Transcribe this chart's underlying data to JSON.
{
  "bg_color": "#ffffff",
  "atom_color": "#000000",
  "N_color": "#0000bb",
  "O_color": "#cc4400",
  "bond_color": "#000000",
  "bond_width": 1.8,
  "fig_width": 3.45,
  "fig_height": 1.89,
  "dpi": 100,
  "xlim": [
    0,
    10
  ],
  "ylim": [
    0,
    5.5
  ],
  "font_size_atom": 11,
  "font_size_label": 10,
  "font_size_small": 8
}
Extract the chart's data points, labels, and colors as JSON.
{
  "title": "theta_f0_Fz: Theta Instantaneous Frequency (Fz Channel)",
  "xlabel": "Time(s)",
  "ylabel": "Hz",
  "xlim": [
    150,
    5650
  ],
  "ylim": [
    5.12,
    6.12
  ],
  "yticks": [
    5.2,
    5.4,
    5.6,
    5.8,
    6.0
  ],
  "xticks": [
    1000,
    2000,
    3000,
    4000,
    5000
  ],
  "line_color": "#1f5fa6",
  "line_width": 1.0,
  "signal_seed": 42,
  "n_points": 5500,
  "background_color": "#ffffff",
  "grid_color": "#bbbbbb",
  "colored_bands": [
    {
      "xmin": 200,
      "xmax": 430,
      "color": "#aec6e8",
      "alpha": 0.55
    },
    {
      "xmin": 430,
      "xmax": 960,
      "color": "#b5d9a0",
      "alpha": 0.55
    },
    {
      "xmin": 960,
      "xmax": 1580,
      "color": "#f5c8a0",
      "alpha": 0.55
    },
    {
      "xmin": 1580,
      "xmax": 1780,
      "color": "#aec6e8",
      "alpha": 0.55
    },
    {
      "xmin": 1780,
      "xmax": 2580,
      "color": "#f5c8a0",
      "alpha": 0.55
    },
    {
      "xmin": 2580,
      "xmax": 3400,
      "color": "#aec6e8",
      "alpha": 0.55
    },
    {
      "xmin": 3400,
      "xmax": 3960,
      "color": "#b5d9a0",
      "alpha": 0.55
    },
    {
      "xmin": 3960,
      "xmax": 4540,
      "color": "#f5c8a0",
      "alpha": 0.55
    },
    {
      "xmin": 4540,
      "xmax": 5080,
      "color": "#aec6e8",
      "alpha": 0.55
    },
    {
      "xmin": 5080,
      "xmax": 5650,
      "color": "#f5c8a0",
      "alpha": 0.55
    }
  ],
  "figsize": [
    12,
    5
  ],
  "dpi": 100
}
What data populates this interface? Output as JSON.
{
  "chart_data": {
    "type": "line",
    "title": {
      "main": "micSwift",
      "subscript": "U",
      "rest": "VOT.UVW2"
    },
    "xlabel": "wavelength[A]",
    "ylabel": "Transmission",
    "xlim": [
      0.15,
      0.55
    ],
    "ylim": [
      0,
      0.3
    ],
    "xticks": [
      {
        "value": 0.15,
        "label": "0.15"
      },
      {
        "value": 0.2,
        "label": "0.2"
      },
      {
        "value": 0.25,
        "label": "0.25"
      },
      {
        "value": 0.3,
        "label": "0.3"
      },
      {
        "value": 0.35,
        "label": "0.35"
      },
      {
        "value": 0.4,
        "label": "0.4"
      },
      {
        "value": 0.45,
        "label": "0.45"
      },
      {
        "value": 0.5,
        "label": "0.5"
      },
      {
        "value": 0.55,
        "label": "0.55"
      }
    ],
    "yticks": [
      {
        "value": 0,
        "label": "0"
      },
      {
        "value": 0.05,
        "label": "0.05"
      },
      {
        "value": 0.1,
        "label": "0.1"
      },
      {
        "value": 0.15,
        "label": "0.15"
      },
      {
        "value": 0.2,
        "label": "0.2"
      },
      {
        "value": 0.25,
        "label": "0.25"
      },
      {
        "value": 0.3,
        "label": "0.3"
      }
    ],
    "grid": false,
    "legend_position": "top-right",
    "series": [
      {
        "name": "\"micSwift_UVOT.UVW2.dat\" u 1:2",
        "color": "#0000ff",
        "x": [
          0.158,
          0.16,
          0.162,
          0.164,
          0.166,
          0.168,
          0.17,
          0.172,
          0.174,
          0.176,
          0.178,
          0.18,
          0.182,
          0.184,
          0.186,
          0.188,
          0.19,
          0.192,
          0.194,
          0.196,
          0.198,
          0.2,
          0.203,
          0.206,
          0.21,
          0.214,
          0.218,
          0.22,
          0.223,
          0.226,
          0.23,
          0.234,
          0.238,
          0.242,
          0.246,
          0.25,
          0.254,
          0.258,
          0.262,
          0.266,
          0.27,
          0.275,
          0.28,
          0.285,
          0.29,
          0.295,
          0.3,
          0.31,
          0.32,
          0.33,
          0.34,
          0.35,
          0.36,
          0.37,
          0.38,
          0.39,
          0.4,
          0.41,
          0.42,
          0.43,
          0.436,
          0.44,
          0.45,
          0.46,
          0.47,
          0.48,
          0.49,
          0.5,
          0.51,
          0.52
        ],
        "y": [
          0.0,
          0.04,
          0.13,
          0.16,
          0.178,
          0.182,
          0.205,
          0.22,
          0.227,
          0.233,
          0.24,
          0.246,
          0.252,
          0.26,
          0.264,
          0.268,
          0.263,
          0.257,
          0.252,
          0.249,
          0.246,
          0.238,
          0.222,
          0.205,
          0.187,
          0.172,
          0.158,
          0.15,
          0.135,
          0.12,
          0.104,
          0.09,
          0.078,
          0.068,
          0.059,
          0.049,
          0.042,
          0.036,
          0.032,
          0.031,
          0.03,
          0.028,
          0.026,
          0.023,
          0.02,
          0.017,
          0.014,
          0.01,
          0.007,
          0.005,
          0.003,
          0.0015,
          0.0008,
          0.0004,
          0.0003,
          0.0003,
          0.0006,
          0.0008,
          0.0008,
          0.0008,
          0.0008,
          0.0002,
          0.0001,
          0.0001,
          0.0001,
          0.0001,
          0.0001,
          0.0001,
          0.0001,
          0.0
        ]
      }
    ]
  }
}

····················

Your instructions: Return the listing above in its exact form.

Task output:
Transcribe this chart's underlying data to JSON.
{
  "bg_color": "#ffffff",
  "atom_color": "#000000",
  "N_color": "#0000bb",
  "O_color": "#cc4400",
  "bond_color": "#000000",
  "bond_width": 1.8,
  "fig_width": 3.45,
  "fig_height": 1.89,
  "dpi": 100,
  "xlim": [
    0,
    10
  ],
  "ylim": [
    0,
    5.5
  ],
  "font_size_atom": 11,
  "font_size_label": 10,
  "font_size_small": 8
}
Extract the chart's data points, labels, and colors as JSON.
{
  "title": "theta_f0_Fz: Theta Instantaneous Frequency (Fz Channel)",
  "xlabel": "Time(s)",
  "ylabel": "Hz",
  "xlim": [
    150,
    5650
  ],
  "ylim": [
    5.12,
    6.12
  ],
  "yticks": [
    5.2,
    5.4,
    5.6,
    5.8,
    6.0
  ],
  "xticks": [
    1000,
    2000,
    3000,
    4000,
    5000
  ],
  "line_color": "#1f5fa6",
  "line_width": 1.0,
  "signal_seed": 42,
  "n_points": 5500,
  "background_color": "#ffffff",
  "grid_color": "#bbbbbb",
  "colored_bands": [
    {
      "xmin": 200,
      "xmax": 430,
      "color": "#aec6e8",
      "alpha": 0.55
    },
    {
      "xmin": 430,
      "xmax": 960,
      "color": "#b5d9a0",
      "alpha": 0.55
    },
    {
      "xmin": 960,
      "xmax": 1580,
      "color": "#f5c8a0",
      "alpha": 0.55
    },
    {
      "xmin": 1580,
      "xmax": 1780,
      "color": "#aec6e8",
      "alpha": 0.55
    },
    {
      "xmin": 1780,
      "xmax": 2580,
      "color": "#f5c8a0",
      "alpha": 0.55
    },
    {
      "xmin": 2580,
      "xmax": 3400,
      "color": "#aec6e8",
      "alpha": 0.55
    },
    {
      "xmin": 3400,
      "xmax": 3960,
      "color": "#b5d9a0",
      "alpha": 0.55
    },
    {
      "xmin": 3960,
      "xmax": 4540,
      "color": "#f5c8a0",
      "alpha": 0.55
    },
    {
      "xmin": 4540,
      "xmax": 5080,
      "color": "#aec6e8",
      "alpha": 0.55
    },
    {
      "xmin": 5080,
      "xmax": 5650,
      "color": "#f5c8a0",
      "alpha": 0.55
    }
  ],
  "figsize": [
    12,
    5
  ],
  "dpi": 100
}
What data populates this interface? Output as JSON.
{
  "chart_data": {
    "type": "line",
    "title": {
      "main": "micSwift",
      "subscript": "U",
      "rest": "VOT.UVW2"
    },
    "xlabel": "wavelength[A]",
    "ylabel": "Transmission",
    "xlim": [
      0.15,
      0.55
    ],
    "ylim": [
      0,
      0.3
    ],
    "xticks": [
      {
        "value": 0.15,
        "label": "0.15"
      },
      {
        "value": 0.2,
        "label": "0.2"
      },
      {
        "value": 0.25,
        "label": "0.25"
      },
      {
        "value": 0.3,
        "label": "0.3"
      },
      {
        "value": 0.35,
        "label": "0.35"
      },
      {
        "value": 0.4,
        "label": "0.4"
      },
      {
        "value": 0.45,
        "label": "0.45"
      },
      {
        "value": 0.5,
        "label": "0.5"
      },
      {
        "value": 0.55,
        "label": "0.55"
      }
    ],
    "yticks": [
      {
        "value": 0,
        "label": "0"
      },
      {
        "value": 0.05,
        "label": "0.05"
      },
      {
        "value": 0.1,
        "label": "0.1"
      },
      {
        "value": 0.15,
        "label": "0.15"
      },
      {
        "value": 0.2,
        "label": "0.2"
      },
      {
        "value": 0.25,
        "label": "0.25"
      },
      {
        "value": 0.3,
        "label": "0.3"
      }
    ],
    "grid": false,
    "legend_position": "top-right",
    "series": [
      {
        "name": "\"micSwift_UVOT.UVW2.dat\" u 1:2",
        "color": "#0000ff",
        "x": [
          0.158,
          0.16,
          0.162,
          0.164,
          0.166,
          0.168,
          0.17,
          0.172,
          0.174,
          0.176,
          0.178,
          0.18,
          0.182,
          0.184,
          0.186,
          0.188,
          0.19,
          0.192,
          0.194,
          0.196,
          0.198,
          0.2,
          0.203,
          0.206,
          0.21,
          0.214,
          0.218,
          0.22,
          0.223,
          0.226,
          0.23,
          0.234,
          0.238,
          0.242,
          0.246,
          0.25,
          0.254,
          0.258,
          0.262,
          0.266,
          0.27,
          0.275,
          0.28,
          0.285,
          0.29,
          0.295,
          0.3,
          0.31,
          0.32,
          0.33,
          0.34,
          0.35,
          0.36,
          0.37,
          0.38,
          0.39,
          0.4,
          0.41,
          0.42,
          0.43,
          0.436,
          0.44,
          0.45,
          0.46,
          0.47,
          0.48,
          0.49,
          0.5,
          0.51,
          0.52
        ],
        "y": [
          0.0,
          0.04,
          0.13,
          0.16,
          0.178,
          0.182,
          0.205,
          0.22,
          0.227,
          0.233,
          0.24,
          0.246,
          0.252,
          0.26,
          0.264,
          0.268,
          0.263,
          0.257,
          0.252,
          0.249,
          0.246,
          0.238,
          0.222,
          0.205,
          0.187,
          0.172,
          0.158,
          0.15,
          0.135,
          0.12,
          0.104,
          0.09,
          0.078,
          0.068,
          0.059,
          0.049,
          0.042,
          0.036,
          0.032,
          0.031,
          0.03,
          0.028,
          0.026,
          0.023,
          0.02,
          0.017,
          0.014,
          0.01,
          0.007,
          0.005,
          0.003,
          0.0015,
          0.0008,
          0.0004,
          0.0003,
          0.0003,
          0.0006,
          0.0008,
          0.0008,
          0.0008,
          0.0008,
          0.0002,
          0.0001,
          0.0001,
          0.0001,
          0.0001,
          0.0001,
          0.0001,
          0.0001,
          0.0
        ]
      }
    ]
  }
}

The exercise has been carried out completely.